→ Problem statement:
Read the listing and extract each line that includes the word "checkout".

→ Supplied information:

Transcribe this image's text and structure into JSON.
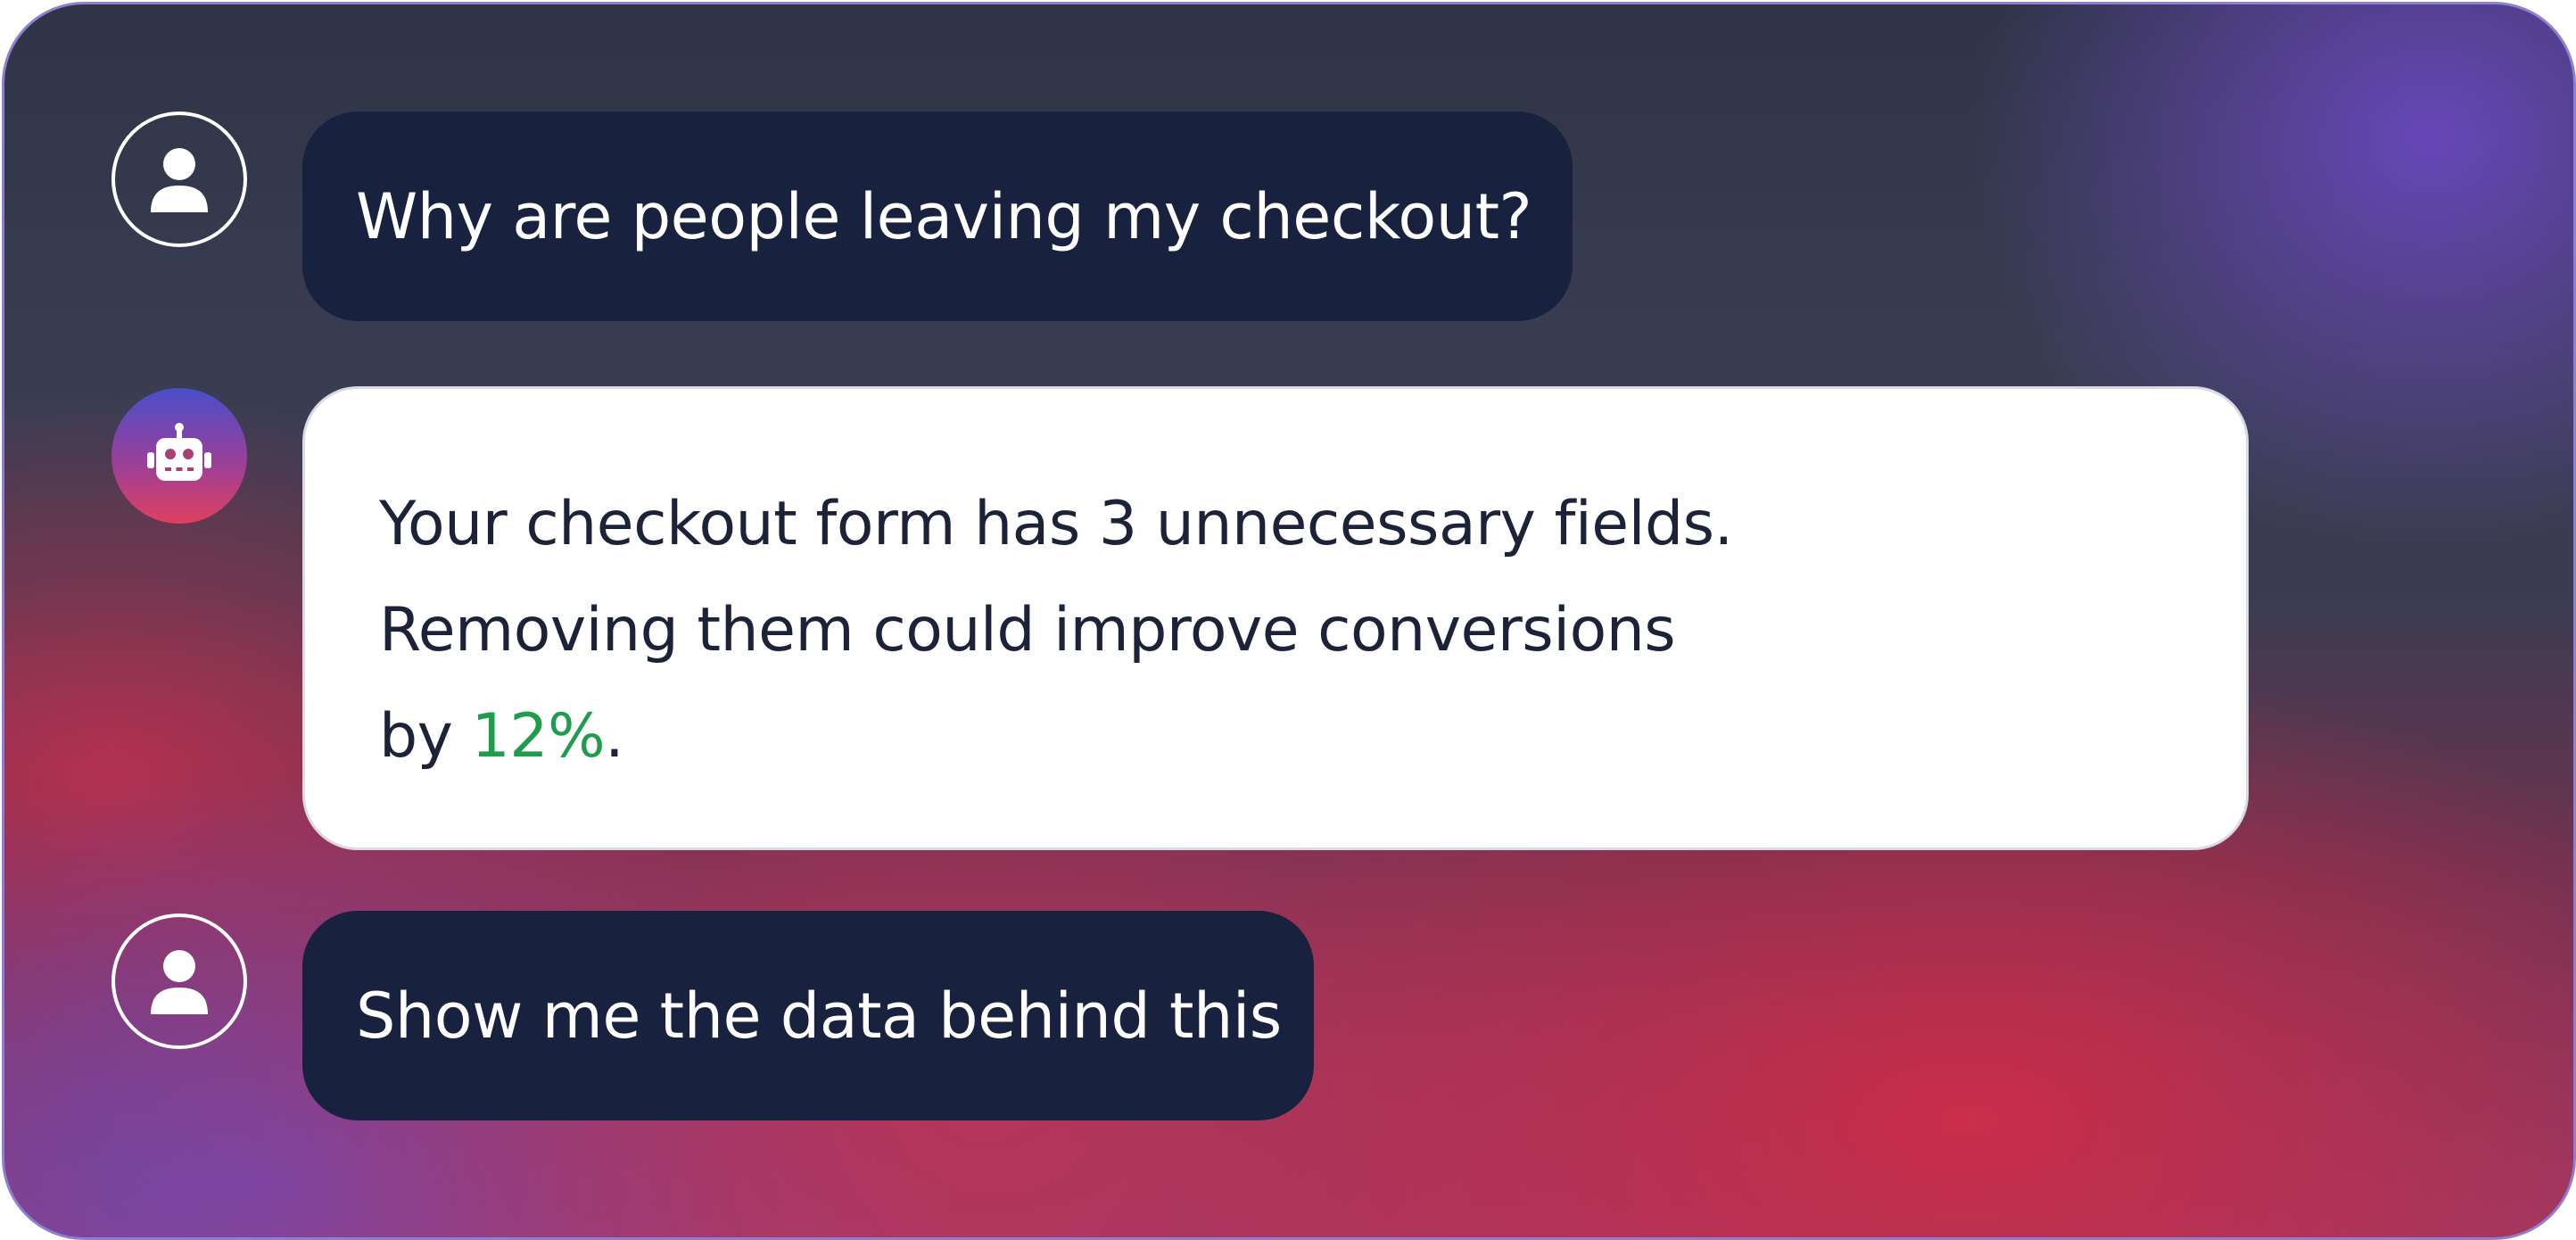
{
  "conversation": {
    "messages": [
      {
        "role": "user",
        "avatar_icon": "user-icon",
        "text": "Why are people leaving my checkout?"
      },
      {
        "role": "assistant",
        "avatar_icon": "robot-icon",
        "lines": [
          "Your checkout form has 3 unnecessary fields.",
          "Removing them could improve conversions"
        ],
        "last_line_prefix": "by ",
        "highlight_value": "12%",
        "last_line_suffix": "."
      },
      {
        "role": "user",
        "avatar_icon": "user-icon",
        "text": "Show me the data behind this"
      }
    ]
  },
  "colors": {
    "user_bubble": "#18213d",
    "assistant_bubble": "#ffffff",
    "highlight": "#1f9d4c",
    "panel_border": "#8e7fd0"
  }
}
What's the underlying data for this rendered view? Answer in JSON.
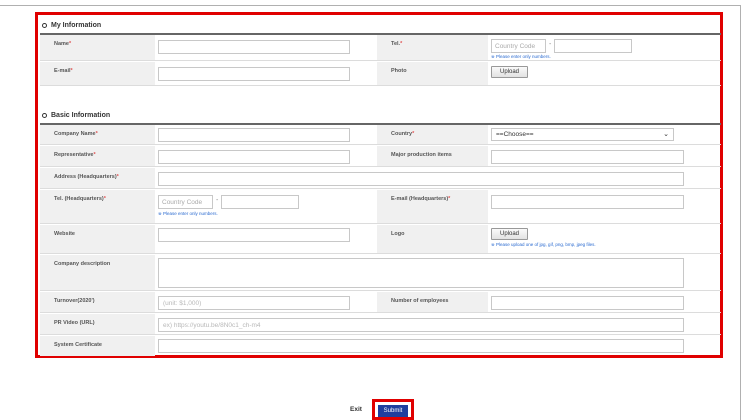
{
  "sections": {
    "my_info": "My Information",
    "basic_info": "Basic Information"
  },
  "my_info": {
    "name_label": "Name",
    "tel_label": "Tel.",
    "tel_country_placeholder": "Country Code",
    "tel_dash": "-",
    "tel_hint": "※ Please enter only numbers.",
    "email_label": "E-mail",
    "photo_label": "Photo",
    "upload": "Upload"
  },
  "basic_info": {
    "company_name_label": "Company Name",
    "country_label": "Country",
    "country_selected": "==Choose==",
    "representative_label": "Representative",
    "major_items_label": "Major production items",
    "address_label": "Address (Headquarters)",
    "tel_hq_label": "Tel. (Headquarters)",
    "tel_hq_country_placeholder": "Country Code",
    "tel_hq_dash": "-",
    "tel_hq_hint": "※ Please enter only numbers.",
    "email_hq_label": "E-mail (Headquarters)",
    "website_label": "Website",
    "logo_label": "Logo",
    "logo_upload": "Upload",
    "logo_hint": "※ Please upload one of jpg, gif, png, bmp, jpeg files.",
    "company_desc_label": "Company description",
    "turnover_label": "Turnover(2020')",
    "turnover_placeholder": "(unit: $1,000)",
    "employees_label": "Number of employees",
    "pr_video_label": "PR Video (URL)",
    "pr_video_placeholder": "ex) https://youtu.be/8N0c1_ch-m4",
    "system_cert_label": "System Certificate"
  },
  "required_mark": "*",
  "footer": {
    "exit": "Exit",
    "submit": "Submit"
  },
  "colors": {
    "highlight": "#e00000",
    "submit_bg": "#1f3e9e",
    "required": "#e05050",
    "hint": "#2a6ad0"
  }
}
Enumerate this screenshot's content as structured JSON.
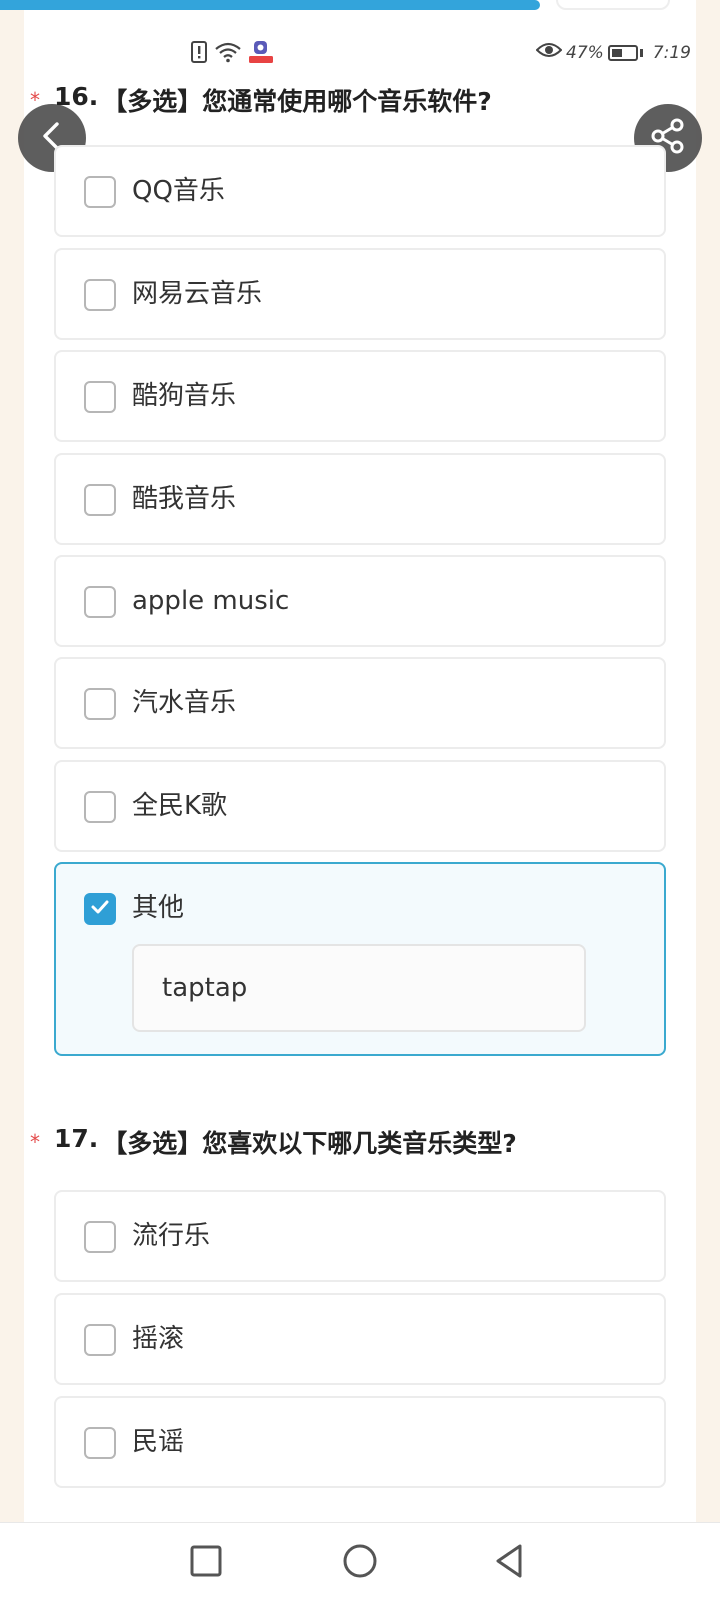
{
  "progress": {
    "fraction": 0.75,
    "color": "#33a4db"
  },
  "status_bar": {
    "battery_percent": "47%",
    "time": "7:19",
    "battery_level": 0.47,
    "left_icons": [
      "alert-icon",
      "wifi-icon",
      "app-notification-icon"
    ],
    "right_icons": [
      "eye-icon",
      "battery-icon"
    ]
  },
  "floating_buttons": {
    "back_icon": "chevron-left-icon",
    "share_icon": "share-icon"
  },
  "questions": [
    {
      "required_mark": "*",
      "number": "16.",
      "title": "【多选】您通常使用哪个音乐软件?",
      "options": [
        {
          "label": "QQ音乐",
          "checked": false
        },
        {
          "label": "网易云音乐",
          "checked": false
        },
        {
          "label": "酷狗音乐",
          "checked": false
        },
        {
          "label": "酷我音乐",
          "checked": false
        },
        {
          "label": "apple music",
          "checked": false
        },
        {
          "label": "汽水音乐",
          "checked": false
        },
        {
          "label": "全民K歌",
          "checked": false
        },
        {
          "label": "其他",
          "checked": true,
          "input_value": "taptap"
        }
      ]
    },
    {
      "required_mark": "*",
      "number": "17.",
      "title": "【多选】您喜欢以下哪几类音乐类型?",
      "options": [
        {
          "label": "流行乐",
          "checked": false
        },
        {
          "label": "摇滚",
          "checked": false
        },
        {
          "label": "民谣",
          "checked": false
        }
      ]
    }
  ],
  "colors": {
    "accent": "#2f9fd6",
    "selected_border": "#3aa9cf",
    "selected_background": "#f3fafd",
    "required_star": "#e34b4b",
    "side_background": "#faf3ea"
  },
  "nav_bar": {
    "icons": [
      "recent-apps-icon",
      "home-icon",
      "back-icon"
    ]
  }
}
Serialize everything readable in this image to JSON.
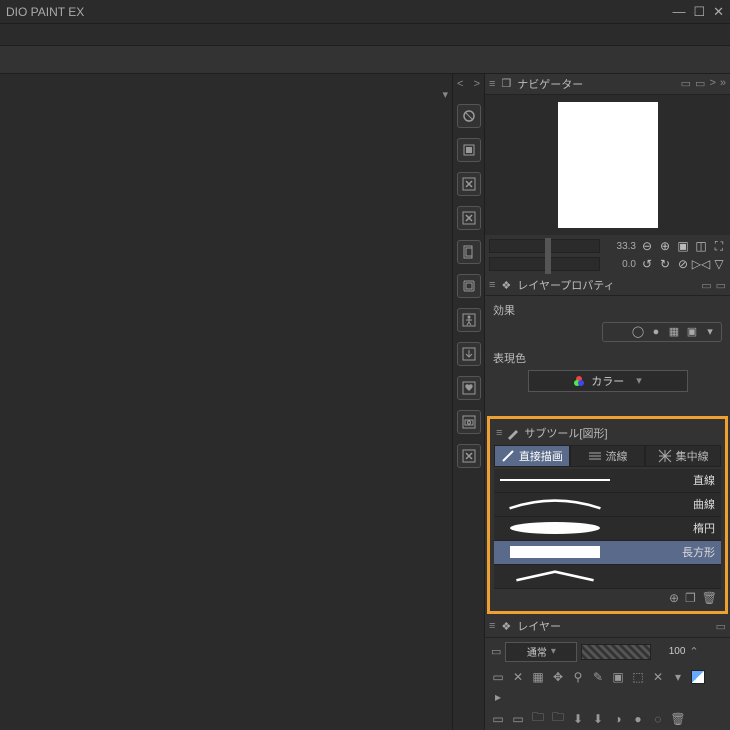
{
  "app": {
    "title": "DIO PAINT EX"
  },
  "window": {
    "min": "—",
    "max": "☐",
    "close": "✕"
  },
  "tab": {
    "label": ""
  },
  "rstrip": {
    "chev_left": "<",
    "chev_right": ">"
  },
  "navigator": {
    "title": "ナビゲーター",
    "zoom": "33.3",
    "rot": "0.0"
  },
  "layer_prop": {
    "title": "レイヤープロパティ",
    "group_effect": "効果",
    "group_color": "表現色",
    "color_value": "カラー"
  },
  "subtool": {
    "title": "サブツール[図形]",
    "tabs": {
      "direct": "直接描画",
      "stream": "流線",
      "focus": "集中線"
    },
    "items": {
      "straight": "直線",
      "curve": "曲線",
      "ellipse": "楕円",
      "rect": "長方形"
    }
  },
  "layer": {
    "title": "レイヤー",
    "mode": "通常",
    "opacity": "100"
  }
}
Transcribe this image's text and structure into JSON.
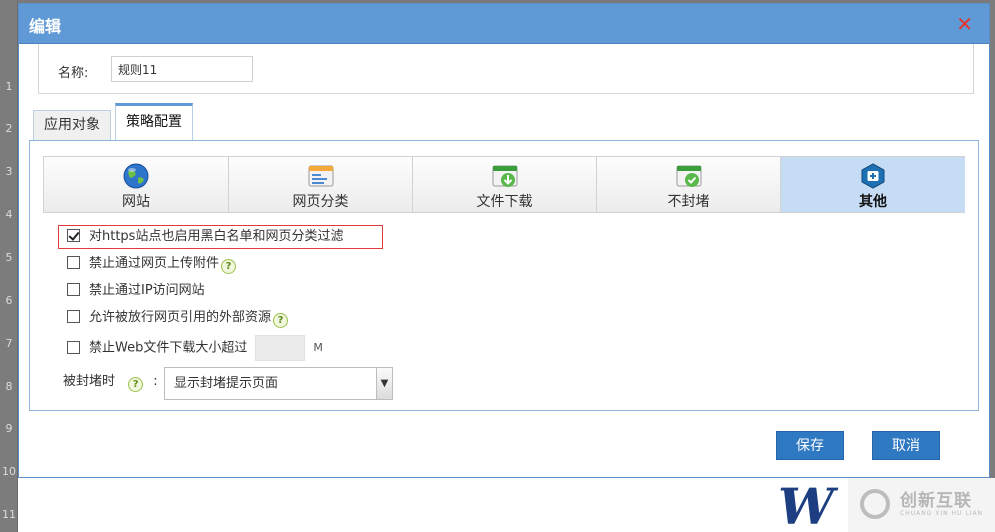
{
  "background": {
    "row_numbers": [
      "1",
      "2",
      "3",
      "4",
      "5",
      "6",
      "7",
      "8",
      "9",
      "10",
      "11"
    ]
  },
  "dialog": {
    "title": "编辑",
    "close_glyph": "✕",
    "name_label": "名称:",
    "name_value": "规则11",
    "tabs": [
      {
        "label": "应用对象",
        "active": false
      },
      {
        "label": "策略配置",
        "active": true
      }
    ],
    "categories": [
      {
        "label": "网站",
        "icon": "globe-icon",
        "active": false
      },
      {
        "label": "网页分类",
        "icon": "webpage-category-icon",
        "active": false
      },
      {
        "label": "文件下载",
        "icon": "file-download-icon",
        "active": false
      },
      {
        "label": "不封堵",
        "icon": "no-block-icon",
        "active": false
      },
      {
        "label": "其他",
        "icon": "other-settings-icon",
        "active": true
      }
    ],
    "options": [
      {
        "label": "对https站点也启用黑白名单和网页分类过滤",
        "checked": true,
        "help": false
      },
      {
        "label": "禁止通过网页上传附件",
        "checked": false,
        "help": true
      },
      {
        "label": "禁止通过IP访问网站",
        "checked": false,
        "help": false
      },
      {
        "label": "允许被放行网页引用的外部资源",
        "checked": false,
        "help": true
      },
      {
        "label": "禁止Web文件下载大小超过",
        "checked": false,
        "help": false
      }
    ],
    "size_unit": "M",
    "size_value": "",
    "help_glyph": "?",
    "blocked_label": "被封堵时",
    "blocked_colon": ":",
    "blocked_select": "显示封堵提示页面",
    "save_button": "保存",
    "cancel_button": "取消"
  },
  "watermark": {
    "brand": "创新互联",
    "brand_sub": "CHUANG XIN HU LIAN",
    "letter": "W"
  },
  "colors": {
    "titlebar": "#5f99d6",
    "button": "#2f78c2",
    "active_category": "#c6dcf4",
    "highlight": "#e0393e"
  }
}
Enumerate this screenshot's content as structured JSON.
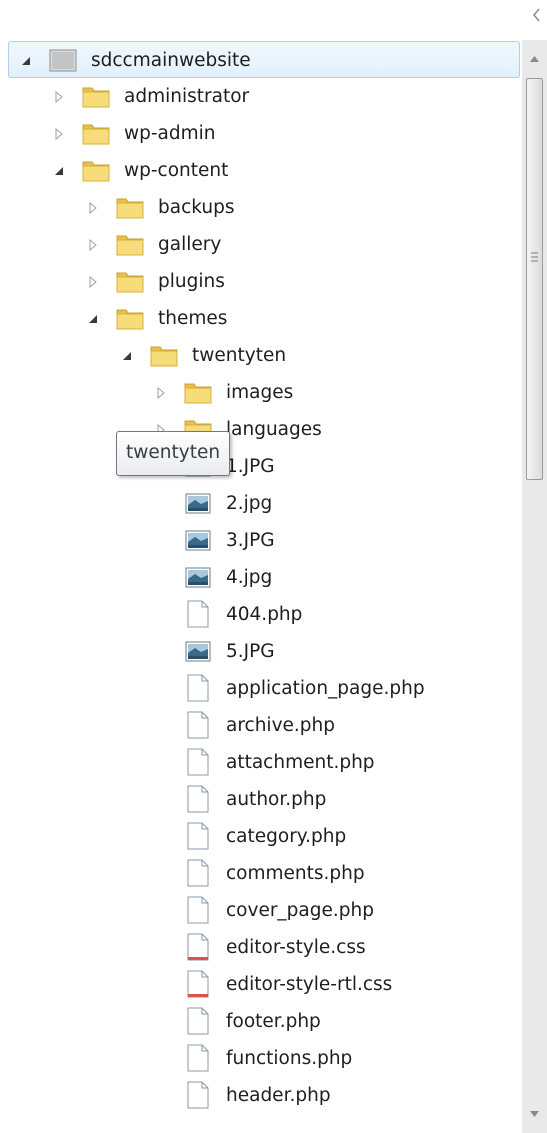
{
  "tree": {
    "items": [
      {
        "label": "sdccmainwebsite",
        "icon": "drive-icon",
        "expander": "expanded",
        "selected": true
      },
      {
        "label": "administrator",
        "icon": "folder-icon",
        "expander": "collapsed"
      },
      {
        "label": "wp-admin",
        "icon": "folder-icon",
        "expander": "collapsed"
      },
      {
        "label": "wp-content",
        "icon": "folder-icon",
        "expander": "expanded"
      },
      {
        "label": "backups",
        "icon": "folder-icon",
        "expander": "collapsed"
      },
      {
        "label": "gallery",
        "icon": "folder-icon",
        "expander": "collapsed"
      },
      {
        "label": "plugins",
        "icon": "folder-icon",
        "expander": "collapsed"
      },
      {
        "label": "themes",
        "icon": "folder-icon",
        "expander": "expanded"
      },
      {
        "label": "twentyten",
        "icon": "folder-icon",
        "expander": "expanded"
      },
      {
        "label": "images",
        "icon": "folder-icon",
        "expander": "collapsed"
      },
      {
        "label": "languages",
        "icon": "folder-icon",
        "expander": "collapsed"
      },
      {
        "label": "1.JPG",
        "icon": "image-file-icon"
      },
      {
        "label": "2.jpg",
        "icon": "image-file-icon"
      },
      {
        "label": "3.JPG",
        "icon": "image-file-icon"
      },
      {
        "label": "4.jpg",
        "icon": "image-file-icon"
      },
      {
        "label": "404.php",
        "icon": "document-icon"
      },
      {
        "label": "5.JPG",
        "icon": "image-file-icon"
      },
      {
        "label": "application_page.php",
        "icon": "document-icon"
      },
      {
        "label": "archive.php",
        "icon": "document-icon"
      },
      {
        "label": "attachment.php",
        "icon": "document-icon"
      },
      {
        "label": "author.php",
        "icon": "document-icon"
      },
      {
        "label": "category.php",
        "icon": "document-icon"
      },
      {
        "label": "comments.php",
        "icon": "document-icon"
      },
      {
        "label": "cover_page.php",
        "icon": "document-icon"
      },
      {
        "label": "editor-style.css",
        "icon": "css-file-icon"
      },
      {
        "label": "editor-style-rtl.css",
        "icon": "css-file-icon"
      },
      {
        "label": "footer.php",
        "icon": "document-icon"
      },
      {
        "label": "functions.php",
        "icon": "document-icon"
      },
      {
        "label": "header.php",
        "icon": "document-icon"
      }
    ]
  },
  "tooltip": {
    "text": "twentyten"
  },
  "colors": {
    "selection_border": "#a9d0f2",
    "folder": "#f2d46a",
    "css_accent": "#d9534f"
  }
}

→ Exercise output:
        "text": "Why are people leaving my checkout?"
          "Your checkout form has 3 unnecessary fields.",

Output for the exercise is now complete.